_TASK OBJECTIVE_
Please rewrite the data below with "photo-caption" changed to "image-caption" and everything else the same. Leave the pictures out of your answer.

_DATA LISTING_
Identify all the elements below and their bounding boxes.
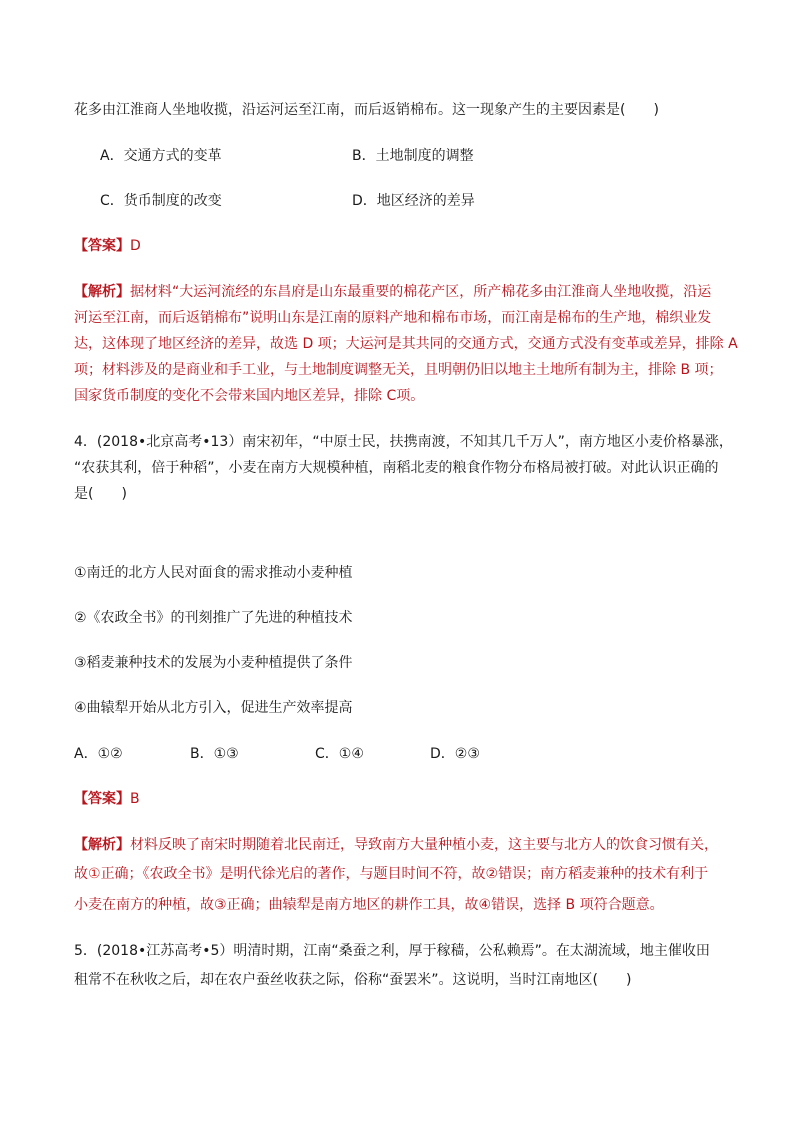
q4-item-2: ②《农政全书》的刊刻推广了先进的种植技术: [74, 610, 353, 626]
q3-analysis-label: 【解析】: [74, 284, 130, 300]
q4-answer-value: B: [130, 791, 140, 807]
q4-item-4: ④曲辕犁开始从北方引入，促进生产效率提高: [74, 700, 353, 716]
q3-analysis-line-2: 河运至江南，而后返销棉布”说明山东是江南的原料产地和棉布市场，而江南是棉布的生产地，棉织业发: [74, 310, 712, 326]
q5-stem-line-1: 5．(2018•江苏高考•5）明清时期，江南“桑蚕之利，厚于稼穑，公私赖焉”。在太湖流域，地主催收田: [74, 943, 710, 959]
q3-answer: [74, 236, 141, 256]
q4-analysis-label: 【解析】: [74, 837, 130, 853]
q3-analysis-text-1: 据材料“大运河流经的东昌府是山东最重要的棉花产区，所产棉花多由江淮商人坐地收揽，沿运: [130, 284, 712, 300]
q4-option-b: B．①③: [190, 746, 239, 762]
q3-analysis-line-1: [74, 282, 711, 302]
q4-analysis-text-2-mark: ①: [88, 866, 101, 882]
q3-answer-value: D: [130, 238, 141, 254]
q4-stem-line-2: “农获其利，倍于种稻”，小麦在南方大规模种植，南稻北麦的粮食作物分布格局被打破。对此认识正确的: [74, 460, 719, 476]
q3-stem-tail: 花多由江淮商人坐地收揽，沿运河运至江南，而后返销棉布。这一现象产生的主要因素是( ): [74, 102, 659, 118]
q4-option-c: C．①④: [315, 746, 364, 762]
q4-stem-line-3: 是( ): [74, 486, 127, 502]
q4-analysis-line-1: [74, 835, 718, 855]
q4-analysis-text-1: 材料反映了南宋时期随着北民南迁，导致南方大量种植小麦，这主要与北方人的饮食习惯有关，: [130, 837, 718, 853]
q3-option-b: B．土地制度的调整: [352, 148, 474, 164]
q3-analysis-line-5: 国家货币制度的变化不会带来国内地区差异，排除 C项。: [74, 388, 425, 404]
q4-analysis-text-2-post: 正确；《农政全书》是明代徐光启的著作，与题目时间不符，故②错误；南方稻麦兼种的技术有利于: [100, 866, 709, 882]
q3-answer-label: 【答案】: [74, 238, 130, 254]
q4-option-a: A．①②: [74, 746, 123, 762]
q3-option-d: D．地区经济的差异: [352, 193, 475, 209]
q4-item-3: ③稻麦兼种技术的发展为小麦种植提供了条件: [74, 655, 353, 671]
q4-analysis-text-2-pre: 故: [74, 866, 88, 882]
q3-analysis-line-3: 达，这体现了地区经济的差异，故选 D 项；大运河是其共同的交通方式，交通方式没有变革或差异，排除 A: [74, 336, 738, 352]
q4-option-d: D．②③: [430, 746, 480, 762]
q4-item-1: ①南迁的北方人民对面食的需求推动小麦种植: [74, 565, 353, 581]
q4-stem-line-1: 4．(2018•北京高考•13）南宋初年，“中原士民，扶携南渡，不知其几千万人”，南方地区小麦价格暴涨，: [74, 434, 733, 450]
q5-stem-line-2: 租常不在秋收之后，却在农户蚕丝收获之际，俗称“蚕罢米”。这说明，当时江南地区( ): [74, 972, 632, 988]
q4-analysis-line-3: 小麦在南方的种植，故③正确；曲辕犁是南方地区的耕作工具，故④错误，选择 B 项符合题意。: [74, 897, 664, 913]
q4-analysis-line-2: [74, 864, 708, 884]
q4-answer-label: 【答案】: [74, 791, 130, 807]
q3-option-c: C．货币制度的改变: [100, 193, 222, 209]
q3-option-a: A．交通方式的变革: [100, 148, 222, 164]
q4-answer: [74, 789, 140, 809]
q3-analysis-line-4: 项；材料涉及的是商业和手工业，与土地制度调整无关，且明朝仍旧以地主土地所有制为主，排除 B 项；: [74, 362, 723, 378]
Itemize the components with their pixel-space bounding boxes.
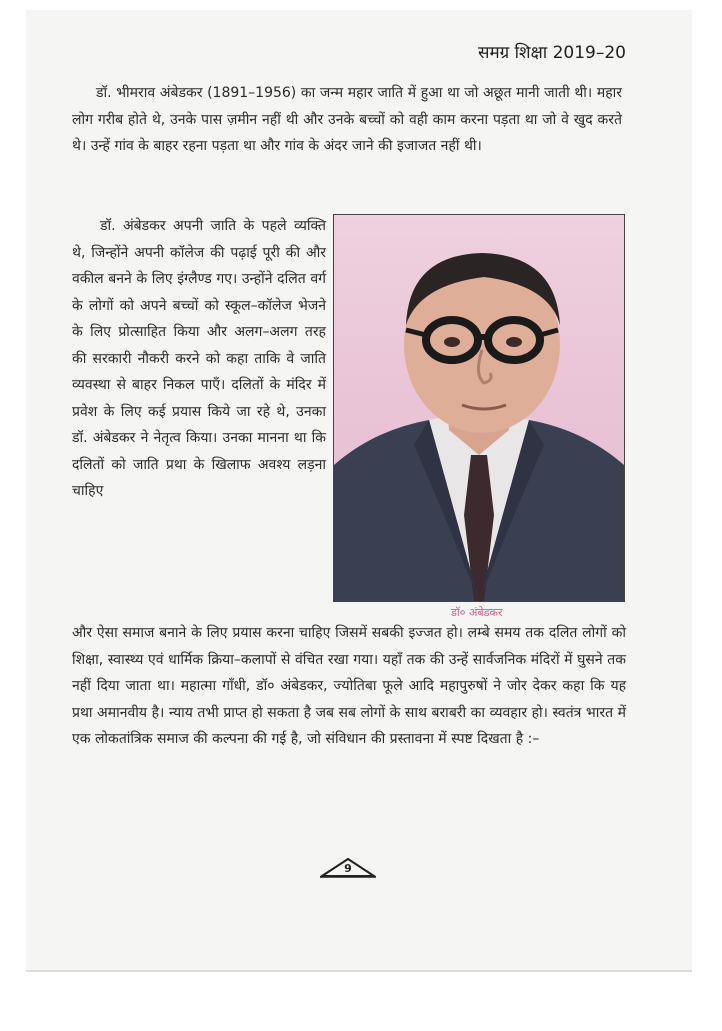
portrait-illustration	[334, 215, 624, 601]
page-header: समग्र शिक्षा 2019–20	[477, 43, 626, 63]
intro-paragraph: डॉ. भीमराव अंबेडकर (1891–1956) का जन्म महार जाति में हुआ था जो अछूत मानी जाती थी। महार लोग गरीब होते थे, उनके पास ज़मीन नहीं थी और उनके बच्चों को वही काम करना पड़ता था जो वे खुद करते थे। उन्हें गांव के बाहर रहना पड़ता था और गांव के अंदर जाने की इजाजत नहीं थी।	[72, 85, 622, 154]
page-number-text: 9	[344, 862, 352, 875]
paragraph-beside-photo: डॉ. अंबेडकर अपनी जाति के पहले व्यक्ति थे, जिन्होंने अपनी कॉलेज की पढ़ाई पूरी की और वकील बनने के लिए इंग्लैण्ड गए। उन्होंने दलित वर्ग के लोगों को अपने बच्चों को स्कूल–कॉलेज भेजने के लिए प्रोत्साहित किया और अलग–अलग तरह की सरकारी नौकरी करने को कहा ताकि वे जाति व्यवस्था से बाहर निकल पाएँ। दलितों के मंदिर में प्रवेश के लिए कई प्रयास किये जा रहे थे, उनका डॉ. अंबेडकर ने नेतृत्व किया। उनका मानना था कि दलितों को जाति प्रथा के खिलाफ अवश्य लड़ना चाहिए	[72, 218, 326, 499]
page-number	[320, 856, 376, 878]
portrait-photo	[333, 214, 625, 602]
photo-caption: डॉ० अंबेडकर	[451, 606, 503, 619]
page-edge	[26, 970, 692, 972]
continuation-paragraph: और ऐसा समाज बनाने के लिए प्रयास करना चाहिए जिसमें सबकी इज्जत हो। लम्बे समय तक दलित लोगों को शिक्षा, स्वास्थ्य एवं धार्मिक क्रिया–कलापों से वंचित रखा गया। यहाँ तक की उन्हें सार्वजनिक मंदिरों में घुसने तक नहीं दिया जाता था। महात्मा गाँधी, डॉ० अंबेडकर, ज्योतिबा फूले आदि महापुरुषों ने जोर देकर कहा कि यह प्रथा अमानवीय है। न्याय तभी प्राप्त हो सकता है जब सब लोगों के साथ बराबरी का व्यवहार हो। स्वतंत्र भारत में एक लोकतांत्रिक समाज की कल्पना की गई है, जो संविधान की प्रस्तावना में स्पष्ट दिखता है :–	[72, 625, 626, 747]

_RESPONSE BELOW_
Identify all the elements below and their bounding boxes.
q4-item-2: ②《农政全书》的刊刻推广了先进的种植技术: [74, 610, 353, 626]
q3-analysis-label: 【解析】: [74, 284, 130, 300]
q4-answer-value: B: [130, 791, 140, 807]
q4-item-4: ④曲辕犁开始从北方引入，促进生产效率提高: [74, 700, 353, 716]
q3-analysis-line-2: 河运至江南，而后返销棉布”说明山东是江南的原料产地和棉布市场，而江南是棉布的生产地，棉织业发: [74, 310, 712, 326]
q5-stem-line-1: 5．(2018•江苏高考•5）明清时期，江南“桑蚕之利，厚于稼穑，公私赖焉”。在太湖流域，地主催收田: [74, 943, 710, 959]
q3-answer: [74, 236, 141, 256]
q4-analysis-label: 【解析】: [74, 837, 130, 853]
q3-analysis-text-1: 据材料“大运河流经的东昌府是山东最重要的棉花产区，所产棉花多由江淮商人坐地收揽，沿运: [130, 284, 712, 300]
q4-option-b: B．①③: [190, 746, 239, 762]
q3-analysis-line-1: [74, 282, 711, 302]
q4-analysis-text-2-mark: ①: [88, 866, 101, 882]
q3-answer-value: D: [130, 238, 141, 254]
q4-stem-line-2: “农获其利，倍于种稻”，小麦在南方大规模种植，南稻北麦的粮食作物分布格局被打破。对此认识正确的: [74, 460, 719, 476]
q3-stem-tail: 花多由江淮商人坐地收揽，沿运河运至江南，而后返销棉布。这一现象产生的主要因素是( ): [74, 102, 659, 118]
q4-option-c: C．①④: [315, 746, 364, 762]
q4-stem-line-3: 是( ): [74, 486, 127, 502]
q4-analysis-line-1: [74, 835, 718, 855]
q4-analysis-text-1: 材料反映了南宋时期随着北民南迁，导致南方大量种植小麦，这主要与北方人的饮食习惯有关，: [130, 837, 718, 853]
q3-option-b: B．土地制度的调整: [352, 148, 474, 164]
q3-analysis-line-5: 国家货币制度的变化不会带来国内地区差异，排除 C项。: [74, 388, 425, 404]
q4-analysis-text-2-post: 正确；《农政全书》是明代徐光启的著作，与题目时间不符，故②错误；南方稻麦兼种的技术有利于: [100, 866, 709, 882]
q3-answer-label: 【答案】: [74, 238, 130, 254]
q4-option-a: A．①②: [74, 746, 123, 762]
q3-option-d: D．地区经济的差异: [352, 193, 475, 209]
q4-item-3: ③稻麦兼种技术的发展为小麦种植提供了条件: [74, 655, 353, 671]
q4-analysis-text-2-pre: 故: [74, 866, 88, 882]
q3-analysis-line-3: 达，这体现了地区经济的差异，故选 D 项；大运河是其共同的交通方式，交通方式没有变革或差异，排除 A: [74, 336, 738, 352]
q4-option-d: D．②③: [430, 746, 480, 762]
q4-item-1: ①南迁的北方人民对面食的需求推动小麦种植: [74, 565, 353, 581]
q4-stem-line-1: 4．(2018•北京高考•13）南宋初年，“中原士民，扶携南渡，不知其几千万人”，南方地区小麦价格暴涨，: [74, 434, 733, 450]
q5-stem-line-2: 租常不在秋收之后，却在农户蚕丝收获之际，俗称“蚕罢米”。这说明，当时江南地区( ): [74, 972, 632, 988]
q4-analysis-line-3: 小麦在南方的种植，故③正确；曲辕犁是南方地区的耕作工具，故④错误，选择 B 项符合题意。: [74, 897, 664, 913]
q4-analysis-line-2: [74, 864, 708, 884]
q4-answer-label: 【答案】: [74, 791, 130, 807]
q3-option-c: C．货币制度的改变: [100, 193, 222, 209]
q3-option-a: A．交通方式的变革: [100, 148, 222, 164]
q4-answer: [74, 789, 140, 809]
q3-analysis-line-4: 项；材料涉及的是商业和手工业，与土地制度调整无关，且明朝仍旧以地主土地所有制为主，排除 B 项；: [74, 362, 723, 378]
Itemize the components with their pixel-space bounding boxes.
portrait-illustration	[334, 215, 624, 601]
page-header: समग्र शिक्षा 2019–20	[477, 43, 626, 63]
intro-paragraph: डॉ. भीमराव अंबेडकर (1891–1956) का जन्म महार जाति में हुआ था जो अछूत मानी जाती थी। महार लोग गरीब होते थे, उनके पास ज़मीन नहीं थी और उनके बच्चों को वही काम करना पड़ता था जो वे खुद करते थे। उन्हें गांव के बाहर रहना पड़ता था और गांव के अंदर जाने की इजाजत नहीं थी।	[72, 85, 622, 154]
page-number-text: 9	[344, 862, 352, 875]
paragraph-beside-photo: डॉ. अंबेडकर अपनी जाति के पहले व्यक्ति थे, जिन्होंने अपनी कॉलेज की पढ़ाई पूरी की और वकील बनने के लिए इंग्लैण्ड गए। उन्होंने दलित वर्ग के लोगों को अपने बच्चों को स्कूल–कॉलेज भेजने के लिए प्रोत्साहित किया और अलग–अलग तरह की सरकारी नौकरी करने को कहा ताकि वे जाति व्यवस्था से बाहर निकल पाएँ। दलितों के मंदिर में प्रवेश के लिए कई प्रयास किये जा रहे थे, उनका डॉ. अंबेडकर ने नेतृत्व किया। उनका मानना था कि दलितों को जाति प्रथा के खिलाफ अवश्य लड़ना चाहिए	[72, 218, 326, 499]
page-number	[320, 856, 376, 878]
portrait-photo	[333, 214, 625, 602]
image-caption: डॉ० अंबेडकर	[451, 606, 503, 619]
page-edge	[26, 970, 692, 972]
continuation-paragraph: और ऐसा समाज बनाने के लिए प्रयास करना चाहिए जिसमें सबकी इज्जत हो। लम्बे समय तक दलित लोगों को शिक्षा, स्वास्थ्य एवं धार्मिक क्रिया–कलापों से वंचित रखा गया। यहाँ तक की उन्हें सार्वजनिक मंदिरों में घुसने तक नहीं दिया जाता था। महात्मा गाँधी, डॉ० अंबेडकर, ज्योतिबा फूले आदि महापुरुषों ने जोर देकर कहा कि यह प्रथा अमानवीय है। न्याय तभी प्राप्त हो सकता है जब सब लोगों के साथ बराबरी का व्यवहार हो। स्वतंत्र भारत में एक लोकतांत्रिक समाज की कल्पना की गई है, जो संविधान की प्रस्तावना में स्पष्ट दिखता है :–	[72, 625, 626, 747]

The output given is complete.